### Quoted text
I've always had a soft spot for the seventies sword-and-sorcery comics boomlet that spun out of Marvel's Conan success. I'm talking about stuff like Beowulf Dragon-Slayer, or Thongor of Lost Lemuria, or Dagar the Invincible. Even though the quality was wildly uneven from issue to issue and the vast majority of those comics never even made it to double digits, I still kind of love them.







Skull the Slayer is squarely in that fraternity, though somehow I missed it the first time around. I finally caught up to it here in this collection, and I really enjoyed it. It isn't good, exactly, but it's fun. Kind of a cross between Mike Grell's Warlord and Marvel's Ka-Zar, but with the crazy turned up to eleven. Vietnam veteran Jim Scully and several others are on a plane flying through the Bermuda Triangle that passes through some sort of time warp and crashes in the land of the dinosaurs. Scully and his ragtag band of misfits-- Jeff Turner, an earnest young man given to exposition, Dr. Raymond Corey, an angry black scientist guy, and Ann Reynolds, the designated damsel in distress-- encounter cavemen, dinosaurs, ancient civilizations, and aliens in the course of eight increasingly deranged issues before the book was canceled mid-storyline.





Marv Wolfman created the concept and wrote the first three issues before handing it off to Steve Englehart, who wrecked everything Wolfman had set up and started over, then Bill Mantlo was brought in to try and salvage it and undid everything Englehart had just done (or redid what had been UN-done, I guess you'd say.) It was a typical seventies Marvel hot mess that seemed to change direction-- and even genre-- from one issue to the next.

### Given instruction a
Please copy verbatim the part of the entries that opens with the line containing "box-village xyxy=(435,60,628,598)" and closes with the line containing "y-axis-ticks: 0 1", with both of those lines included.
The text and the entries are unrelated, and each stands on its own.

### Records provided
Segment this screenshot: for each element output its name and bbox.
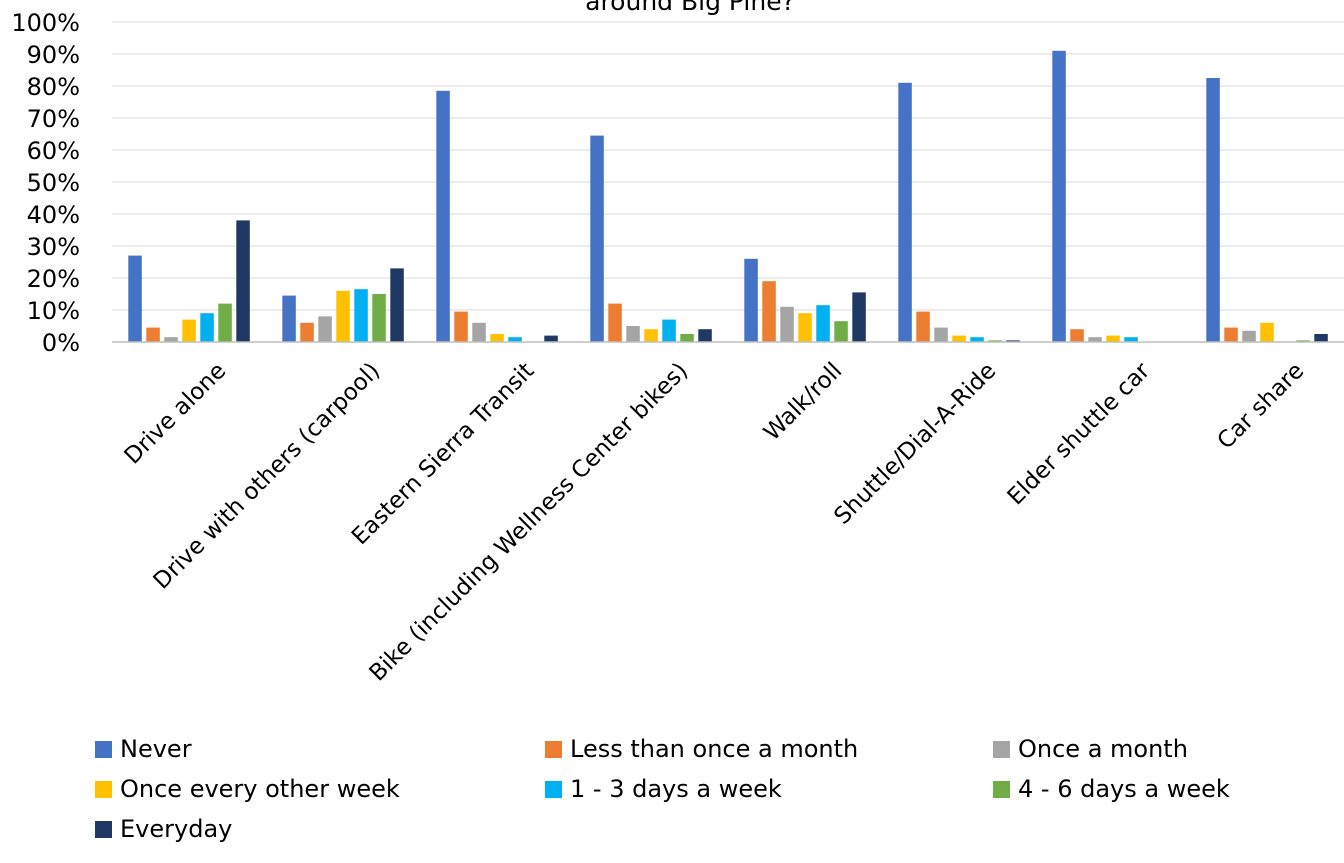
bar xyxy=(1124,337,1138,342)
bar xyxy=(146,327,160,342)
bar xyxy=(1006,340,1020,342)
bar xyxy=(336,290,350,342)
legend-label: Less than once a month xyxy=(570,735,859,763)
bar xyxy=(798,313,812,342)
legend-label: 4 - 6 days a week xyxy=(1018,775,1230,803)
bar xyxy=(508,337,522,342)
bar xyxy=(1206,78,1220,342)
bar xyxy=(662,319,676,342)
legend-item: Everyday xyxy=(95,815,232,843)
bar xyxy=(490,334,504,342)
legend-item: 1 - 3 days a week xyxy=(545,775,782,803)
y-tick-label: 50% xyxy=(27,169,80,197)
bar xyxy=(780,306,794,342)
bar xyxy=(436,90,450,342)
chart: around Big Pine? 0% 10% 20% 30% 40% 50% 60% 70%… xyxy=(11,0,1344,687)
bar xyxy=(1052,50,1066,343)
legend-swatch xyxy=(95,740,112,758)
gridlines xyxy=(112,21,1344,311)
bar xyxy=(182,319,196,342)
bar xyxy=(1224,327,1238,342)
bar xyxy=(1088,337,1102,342)
legend-label: 1 - 3 days a week xyxy=(570,775,782,803)
x-category-label: Shuttle/Dial-A-Ride xyxy=(829,358,1001,530)
legend-swatch xyxy=(545,740,562,758)
legend-item: Once every other week xyxy=(95,775,400,803)
y-tick-label: 100% xyxy=(11,9,80,37)
bar xyxy=(544,335,558,342)
bar xyxy=(1260,322,1274,342)
bar xyxy=(626,326,640,342)
bar xyxy=(1242,330,1256,342)
legend-item: Once a month xyxy=(993,735,1188,763)
bar xyxy=(762,281,776,342)
legend-item: 4 - 6 days a week xyxy=(993,775,1230,803)
bar xyxy=(916,311,930,342)
bar xyxy=(236,220,250,342)
bar xyxy=(454,311,468,342)
x-category-label: Elder shuttle car xyxy=(1003,357,1156,510)
y-tick-label: 20% xyxy=(27,265,80,293)
bar xyxy=(952,335,966,342)
bar xyxy=(390,268,404,342)
bars xyxy=(128,50,1328,343)
x-category-label: Car share xyxy=(1213,358,1310,455)
bar xyxy=(1070,329,1084,342)
y-tick-label: 80% xyxy=(27,73,80,101)
y-tick-label: 60% xyxy=(27,137,80,165)
legend-swatch xyxy=(545,780,562,798)
bar xyxy=(680,334,694,342)
bar xyxy=(1296,340,1310,342)
bar xyxy=(816,305,830,342)
x-category-label: Drive alone xyxy=(120,358,232,470)
bar xyxy=(218,303,232,342)
bar xyxy=(282,295,296,342)
legend-label: Once a month xyxy=(1018,735,1188,763)
y-tick-label: 10% xyxy=(27,297,80,325)
x-category-label: Bike (including Wellness Center bikes) xyxy=(365,358,694,687)
legend-swatch xyxy=(95,820,112,838)
x-category-label: Walk/roll xyxy=(759,358,847,446)
bar xyxy=(472,322,486,342)
bar xyxy=(372,294,386,342)
legend-label: Once every other week xyxy=(120,775,400,803)
y-tick-label: 70% xyxy=(27,105,80,133)
bar xyxy=(164,337,178,342)
y-tick-label: 30% xyxy=(27,233,80,261)
bar xyxy=(354,289,368,342)
bar xyxy=(970,337,984,342)
y-tick-label: 90% xyxy=(27,41,80,69)
bar xyxy=(698,329,712,342)
legend-swatch xyxy=(993,780,1010,798)
y-tick-label: 40% xyxy=(27,201,80,229)
y-axis-ticks: 0% 10% 20% 30% 40% 50% 60% 70% 80% 90% 100% xyxy=(11,9,80,357)
bar xyxy=(300,322,314,342)
bar xyxy=(608,303,622,342)
legend-item: Less than once a month xyxy=(545,735,858,763)
bar xyxy=(934,327,948,342)
legend-label: Everyday xyxy=(120,815,233,843)
bar xyxy=(988,340,1002,342)
bar xyxy=(1314,334,1328,342)
bar xyxy=(200,313,214,342)
bar xyxy=(128,255,142,342)
bar xyxy=(744,258,758,342)
bar xyxy=(590,135,604,342)
y-tick-label: 0% xyxy=(42,329,80,357)
legend-swatch xyxy=(95,780,112,798)
chart-title: around Big Pine? xyxy=(585,0,795,16)
bar xyxy=(834,321,848,342)
legend-item: Never xyxy=(95,735,192,763)
bar xyxy=(898,82,912,343)
legend-label: Never xyxy=(120,735,192,763)
legend-swatch xyxy=(993,740,1010,758)
bar xyxy=(644,329,658,342)
bar xyxy=(852,292,866,342)
bar xyxy=(318,316,332,342)
bar xyxy=(1106,335,1120,342)
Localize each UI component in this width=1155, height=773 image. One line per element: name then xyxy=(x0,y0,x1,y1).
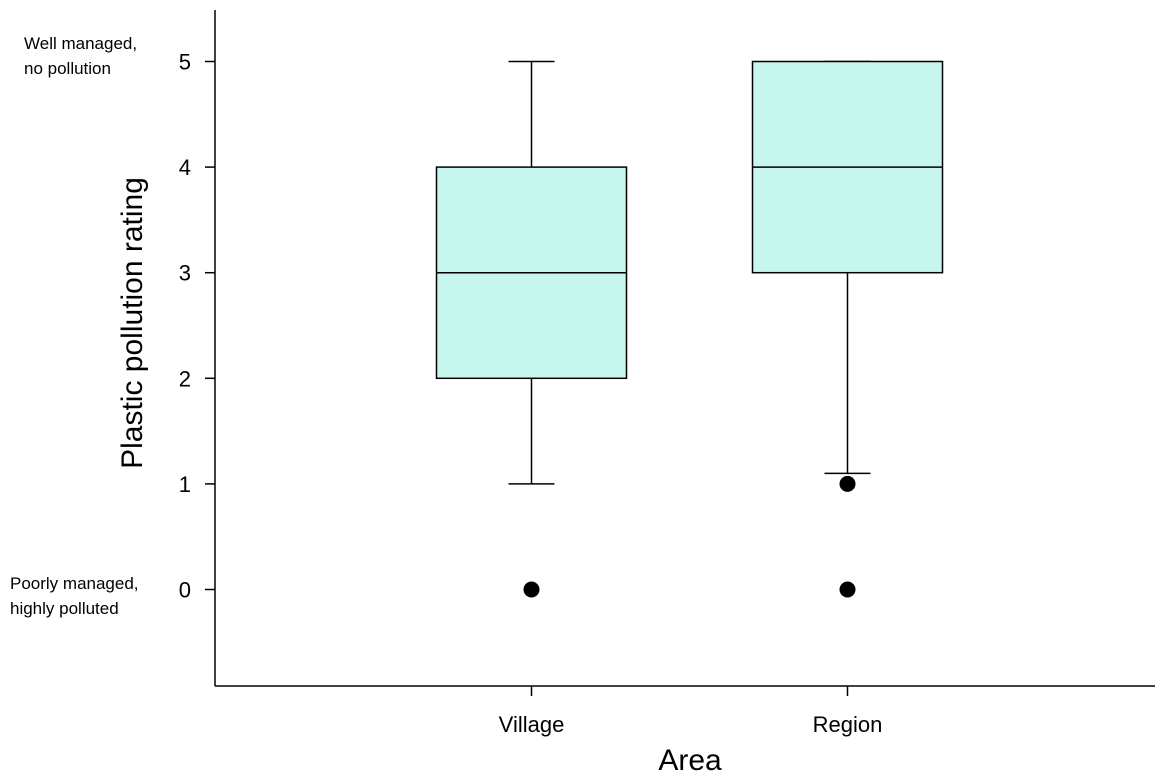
box-village xyxy=(435,60,628,598)
y-axis-title: Plastic pollution rating xyxy=(116,177,149,469)
region-outlier-1 xyxy=(839,475,856,492)
top-annotation-line-2: no pollution xyxy=(24,59,111,78)
x-axis-title: Area xyxy=(658,744,722,773)
y-tick-label-5: 5 xyxy=(179,50,191,75)
y-axis-ticks: 0 1 2 3 4 5 xyxy=(179,50,215,603)
x-tick-label-village: Village xyxy=(499,712,565,737)
box-region xyxy=(751,60,944,598)
y-tick-label-4: 4 xyxy=(179,155,191,180)
x-tick-label-region: Region xyxy=(813,712,883,737)
y-tick-label-0: 0 xyxy=(179,578,191,603)
y-tick-label-2: 2 xyxy=(179,366,191,391)
village-outlier-0 xyxy=(523,581,540,598)
top-annotation-line-1: Well managed, xyxy=(24,34,137,53)
plot-frame xyxy=(214,10,1155,687)
bottom-annotation-line-1: Poorly managed, xyxy=(10,574,139,593)
box-series xyxy=(435,60,944,598)
y-tick-label-3: 3 xyxy=(179,261,191,286)
x-axis-ticks: Village Region xyxy=(499,686,883,737)
region-outlier-0 xyxy=(839,581,856,598)
bottom-annotation-line-2: highly polluted xyxy=(10,599,119,618)
y-tick-label-1: 1 xyxy=(179,472,191,497)
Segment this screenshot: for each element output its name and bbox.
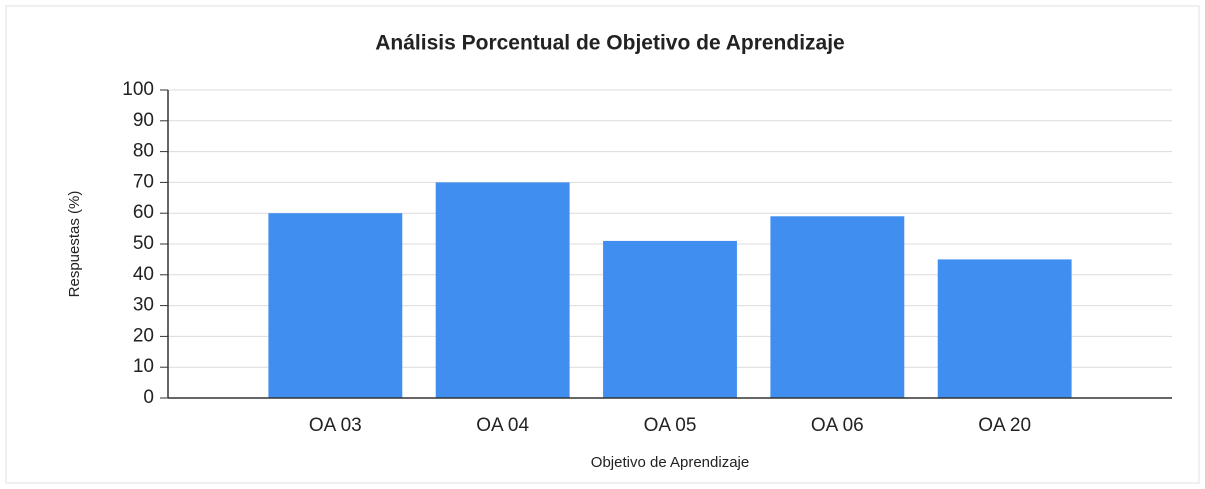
y-tick-label: 100: [122, 79, 154, 100]
x-tick-label: OA 20: [978, 415, 1031, 436]
y-tick-label: 0: [143, 387, 154, 408]
bar: [435, 182, 570, 398]
y-tick-label: 50: [133, 233, 154, 254]
y-tick-label: 80: [133, 141, 154, 162]
y-tick-label: 70: [133, 171, 154, 192]
x-tick-label: OA 05: [644, 415, 697, 436]
bar: [268, 213, 403, 398]
x-tick-label: OA 04: [476, 415, 529, 436]
y-axis-label: Respuestas (%): [66, 191, 83, 298]
chart-title: Análisis Porcentual de Objetivo de Apren…: [375, 32, 845, 55]
y-tick-label: 40: [133, 264, 154, 285]
bar: [937, 259, 1072, 398]
y-tick-label: 20: [133, 325, 154, 346]
y-tick-label: 30: [133, 295, 154, 316]
x-tick-label: OA 06: [811, 415, 864, 436]
bar: [770, 216, 905, 398]
x-tick-label: OA 03: [309, 415, 362, 436]
y-tick-label: 60: [133, 202, 154, 223]
y-tick-label: 10: [133, 356, 154, 377]
y-tick-label: 90: [133, 110, 154, 131]
x-axis-label: Objetivo de Aprendizaje: [591, 454, 749, 471]
bar: [603, 240, 737, 398]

### Given instruction b
Answer from the Skull the Slayer review:
(i) Who wrote the first three issues?
(ii) How many issues ran before the book was canceled?
(iii) Which war is Jim Scully a veteran of?

### Finished answer a
box-village xyxy=(435,60,628,598)
y-axis-title: Plastic pollution rating xyxy=(116,177,149,469)
region-outlier-1 xyxy=(839,475,856,492)
top-annotation-line-2: no pollution xyxy=(24,59,111,78)
x-axis-title: Area xyxy=(658,744,722,773)
y-tick-label-5: 5 xyxy=(179,50,191,75)
y-axis-ticks: 0 1 2 3 4 5 xyxy=(179,50,215,603)

### Finished answer b
(i) Marv Wolfman
(ii) Eight
(iii) Vietnam